ENTRIES SHOWN:
>>>

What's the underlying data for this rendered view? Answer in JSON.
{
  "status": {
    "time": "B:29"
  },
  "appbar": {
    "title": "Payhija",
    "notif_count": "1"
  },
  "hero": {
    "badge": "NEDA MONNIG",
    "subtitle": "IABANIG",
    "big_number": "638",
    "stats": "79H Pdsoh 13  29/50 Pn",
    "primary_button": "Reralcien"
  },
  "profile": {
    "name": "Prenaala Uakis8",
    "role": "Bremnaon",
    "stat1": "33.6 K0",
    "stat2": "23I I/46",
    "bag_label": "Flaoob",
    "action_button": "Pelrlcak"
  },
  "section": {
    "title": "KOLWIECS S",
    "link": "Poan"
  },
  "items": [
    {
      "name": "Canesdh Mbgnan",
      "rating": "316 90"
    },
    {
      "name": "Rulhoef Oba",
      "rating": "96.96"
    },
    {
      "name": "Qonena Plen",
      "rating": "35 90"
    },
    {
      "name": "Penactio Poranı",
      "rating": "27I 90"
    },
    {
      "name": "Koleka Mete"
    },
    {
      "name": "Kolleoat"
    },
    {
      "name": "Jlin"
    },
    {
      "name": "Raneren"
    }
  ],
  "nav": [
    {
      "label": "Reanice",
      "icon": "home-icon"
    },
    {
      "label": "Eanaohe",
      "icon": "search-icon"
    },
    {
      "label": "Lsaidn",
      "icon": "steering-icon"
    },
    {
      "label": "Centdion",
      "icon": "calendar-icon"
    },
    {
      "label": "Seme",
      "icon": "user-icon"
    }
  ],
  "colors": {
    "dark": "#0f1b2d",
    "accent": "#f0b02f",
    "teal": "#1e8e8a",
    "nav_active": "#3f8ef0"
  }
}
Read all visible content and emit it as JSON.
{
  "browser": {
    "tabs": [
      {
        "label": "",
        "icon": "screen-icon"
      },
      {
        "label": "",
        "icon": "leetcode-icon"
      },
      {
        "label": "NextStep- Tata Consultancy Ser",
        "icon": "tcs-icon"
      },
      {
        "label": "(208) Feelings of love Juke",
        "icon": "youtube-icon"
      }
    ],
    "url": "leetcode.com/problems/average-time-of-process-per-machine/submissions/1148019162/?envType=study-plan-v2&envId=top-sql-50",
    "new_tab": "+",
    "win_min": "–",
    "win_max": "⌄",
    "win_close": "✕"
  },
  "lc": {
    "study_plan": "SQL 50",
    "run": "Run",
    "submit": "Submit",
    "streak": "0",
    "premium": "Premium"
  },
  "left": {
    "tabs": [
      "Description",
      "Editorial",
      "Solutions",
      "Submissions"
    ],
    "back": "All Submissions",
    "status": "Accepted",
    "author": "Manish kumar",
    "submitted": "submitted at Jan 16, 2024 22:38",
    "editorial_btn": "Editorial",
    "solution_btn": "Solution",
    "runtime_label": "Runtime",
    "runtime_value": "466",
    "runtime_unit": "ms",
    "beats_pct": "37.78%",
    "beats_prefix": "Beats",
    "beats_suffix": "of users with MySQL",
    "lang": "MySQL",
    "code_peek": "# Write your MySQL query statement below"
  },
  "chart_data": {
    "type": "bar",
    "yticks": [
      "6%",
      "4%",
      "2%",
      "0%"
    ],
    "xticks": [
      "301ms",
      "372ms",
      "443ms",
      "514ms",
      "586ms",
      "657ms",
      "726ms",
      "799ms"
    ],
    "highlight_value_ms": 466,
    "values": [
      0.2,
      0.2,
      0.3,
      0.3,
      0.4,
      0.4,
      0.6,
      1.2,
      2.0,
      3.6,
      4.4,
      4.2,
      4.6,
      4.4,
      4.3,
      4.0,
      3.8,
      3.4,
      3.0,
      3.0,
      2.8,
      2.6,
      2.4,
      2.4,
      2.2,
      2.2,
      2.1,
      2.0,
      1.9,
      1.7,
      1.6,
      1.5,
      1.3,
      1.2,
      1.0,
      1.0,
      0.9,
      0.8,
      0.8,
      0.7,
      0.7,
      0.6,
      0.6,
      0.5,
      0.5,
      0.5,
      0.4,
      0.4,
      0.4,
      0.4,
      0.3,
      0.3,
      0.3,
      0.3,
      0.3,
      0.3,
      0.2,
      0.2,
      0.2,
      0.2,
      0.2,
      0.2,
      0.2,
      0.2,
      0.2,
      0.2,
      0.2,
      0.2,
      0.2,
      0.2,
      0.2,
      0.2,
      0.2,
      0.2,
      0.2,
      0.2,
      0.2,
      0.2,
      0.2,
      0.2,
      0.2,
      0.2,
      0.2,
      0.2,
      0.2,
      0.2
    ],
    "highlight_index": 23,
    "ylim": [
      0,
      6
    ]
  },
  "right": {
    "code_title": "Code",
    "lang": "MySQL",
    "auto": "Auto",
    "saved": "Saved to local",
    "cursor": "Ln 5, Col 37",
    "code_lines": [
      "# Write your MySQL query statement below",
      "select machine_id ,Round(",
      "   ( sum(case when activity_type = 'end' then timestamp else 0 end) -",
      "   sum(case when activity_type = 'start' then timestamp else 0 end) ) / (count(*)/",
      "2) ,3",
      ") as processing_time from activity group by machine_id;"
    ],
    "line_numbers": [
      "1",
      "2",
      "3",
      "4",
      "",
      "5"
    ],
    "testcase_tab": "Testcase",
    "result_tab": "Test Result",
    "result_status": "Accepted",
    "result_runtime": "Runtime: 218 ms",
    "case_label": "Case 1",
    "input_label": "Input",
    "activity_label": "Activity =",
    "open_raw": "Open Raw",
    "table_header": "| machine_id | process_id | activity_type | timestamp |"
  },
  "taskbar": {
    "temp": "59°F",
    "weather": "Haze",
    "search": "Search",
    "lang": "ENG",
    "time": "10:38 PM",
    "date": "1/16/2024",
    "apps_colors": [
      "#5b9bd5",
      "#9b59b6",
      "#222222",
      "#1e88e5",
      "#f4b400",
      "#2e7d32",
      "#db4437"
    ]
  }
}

<<<

TASK PROMPT:
All of the entries above should be written out again exactly.

CORRECT ANSWER:
What's the underlying data for this rendered view? Answer in JSON.
{
  "status": {
    "time": "B:29"
  },
  "appbar": {
    "title": "Payhija",
    "notif_count": "1"
  },
  "hero": {
    "badge": "NEDA MONNIG",
    "subtitle": "IABANIG",
    "big_number": "638",
    "stats": "79H Pdsoh 13  29/50 Pn",
    "primary_button": "Reralcien"
  },
  "profile": {
    "name": "Prenaala Uakis8",
    "role": "Bremnaon",
    "stat1": "33.6 K0",
    "stat2": "23I I/46",
    "bag_label": "Flaoob",
    "action_button": "Pelrlcak"
  },
  "section": {
    "title": "KOLWIECS S",
    "link": "Poan"
  },
  "items": [
    {
      "name": "Canesdh Mbgnan",
      "rating": "316 90"
    },
    {
      "name": "Rulhoef Oba",
      "rating": "96.96"
    },
    {
      "name": "Qonena Plen",
      "rating": "35 90"
    },
    {
      "name": "Penactio Poranı",
      "rating": "27I 90"
    },
    {
      "name": "Koleka Mete"
    },
    {
      "name": "Kolleoat"
    },
    {
      "name": "Jlin"
    },
    {
      "name": "Raneren"
    }
  ],
  "nav": [
    {
      "label": "Reanice",
      "icon": "home-icon"
    },
    {
      "label": "Eanaohe",
      "icon": "search-icon"
    },
    {
      "label": "Lsaidn",
      "icon": "steering-icon"
    },
    {
      "label": "Centdion",
      "icon": "calendar-icon"
    },
    {
      "label": "Seme",
      "icon": "user-icon"
    }
  ],
  "colors": {
    "dark": "#0f1b2d",
    "accent": "#f0b02f",
    "teal": "#1e8e8a",
    "nav_active": "#3f8ef0"
  }
}
Read all visible content and emit it as JSON.
{
  "browser": {
    "tabs": [
      {
        "label": "",
        "icon": "screen-icon"
      },
      {
        "label": "",
        "icon": "leetcode-icon"
      },
      {
        "label": "NextStep- Tata Consultancy Ser",
        "icon": "tcs-icon"
      },
      {
        "label": "(208) Feelings of love Juke",
        "icon": "youtube-icon"
      }
    ],
    "url": "leetcode.com/problems/average-time-of-process-per-machine/submissions/1148019162/?envType=study-plan-v2&envId=top-sql-50",
    "new_tab": "+",
    "win_min": "–",
    "win_max": "⌄",
    "win_close": "✕"
  },
  "lc": {
    "study_plan": "SQL 50",
    "run": "Run",
    "submit": "Submit",
    "streak": "0",
    "premium": "Premium"
  },
  "left": {
    "tabs": [
      "Description",
      "Editorial",
      "Solutions",
      "Submissions"
    ],
    "back": "All Submissions",
    "status": "Accepted",
    "author": "Manish kumar",
    "submitted": "submitted at Jan 16, 2024 22:38",
    "editorial_btn": "Editorial",
    "solution_btn": "Solution",
    "runtime_label": "Runtime",
    "runtime_value": "466",
    "runtime_unit": "ms",
    "beats_pct": "37.78%",
    "beats_prefix": "Beats",
    "beats_suffix": "of users with MySQL",
    "lang": "MySQL",
    "code_peek": "# Write your MySQL query statement below"
  },
  "chart_data": {
    "type": "bar",
    "yticks": [
      "6%",
      "4%",
      "2%",
      "0%"
    ],
    "xticks": [
      "301ms",
      "372ms",
      "443ms",
      "514ms",
      "586ms",
      "657ms",
      "726ms",
      "799ms"
    ],
    "highlight_value_ms": 466,
    "values": [
      0.2,
      0.2,
      0.3,
      0.3,
      0.4,
      0.4,
      0.6,
      1.2,
      2.0,
      3.6,
      4.4,
      4.2,
      4.6,
      4.4,
      4.3,
      4.0,
      3.8,
      3.4,
      3.0,
      3.0,
      2.8,
      2.6,
      2.4,
      2.4,
      2.2,
      2.2,
      2.1,
      2.0,
      1.9,
      1.7,
      1.6,
      1.5,
      1.3,
      1.2,
      1.0,
      1.0,
      0.9,
      0.8,
      0.8,
      0.7,
      0.7,
      0.6,
      0.6,
      0.5,
      0.5,
      0.5,
      0.4,
      0.4,
      0.4,
      0.4,
      0.3,
      0.3,
      0.3,
      0.3,
      0.3,
      0.3,
      0.2,
      0.2,
      0.2,
      0.2,
      0.2,
      0.2,
      0.2,
      0.2,
      0.2,
      0.2,
      0.2,
      0.2,
      0.2,
      0.2,
      0.2,
      0.2,
      0.2,
      0.2,
      0.2,
      0.2,
      0.2,
      0.2,
      0.2,
      0.2,
      0.2,
      0.2,
      0.2,
      0.2,
      0.2,
      0.2
    ],
    "highlight_index": 23,
    "ylim": [
      0,
      6
    ]
  },
  "right": {
    "code_title": "Code",
    "lang": "MySQL",
    "auto": "Auto",
    "saved": "Saved to local",
    "cursor": "Ln 5, Col 37",
    "code_lines": [
      "# Write your MySQL query statement below",
      "select machine_id ,Round(",
      "   ( sum(case when activity_type = 'end' then timestamp else 0 end) -",
      "   sum(case when activity_type = 'start' then timestamp else 0 end) ) / (count(*)/",
      "2) ,3",
      ") as processing_time from activity group by machine_id;"
    ],
    "line_numbers": [
      "1",
      "2",
      "3",
      "4",
      "",
      "5"
    ],
    "testcase_tab": "Testcase",
    "result_tab": "Test Result",
    "result_status": "Accepted",
    "result_runtime": "Runtime: 218 ms",
    "case_label": "Case 1",
    "input_label": "Input",
    "activity_label": "Activity =",
    "open_raw": "Open Raw",
    "table_header": "| machine_id | process_id | activity_type | timestamp |"
  },
  "taskbar": {
    "temp": "59°F",
    "weather": "Haze",
    "search": "Search",
    "lang": "ENG",
    "time": "10:38 PM",
    "date": "1/16/2024",
    "apps_colors": [
      "#5b9bd5",
      "#9b59b6",
      "#222222",
      "#1e88e5",
      "#f4b400",
      "#2e7d32",
      "#db4437"
    ]
  }
}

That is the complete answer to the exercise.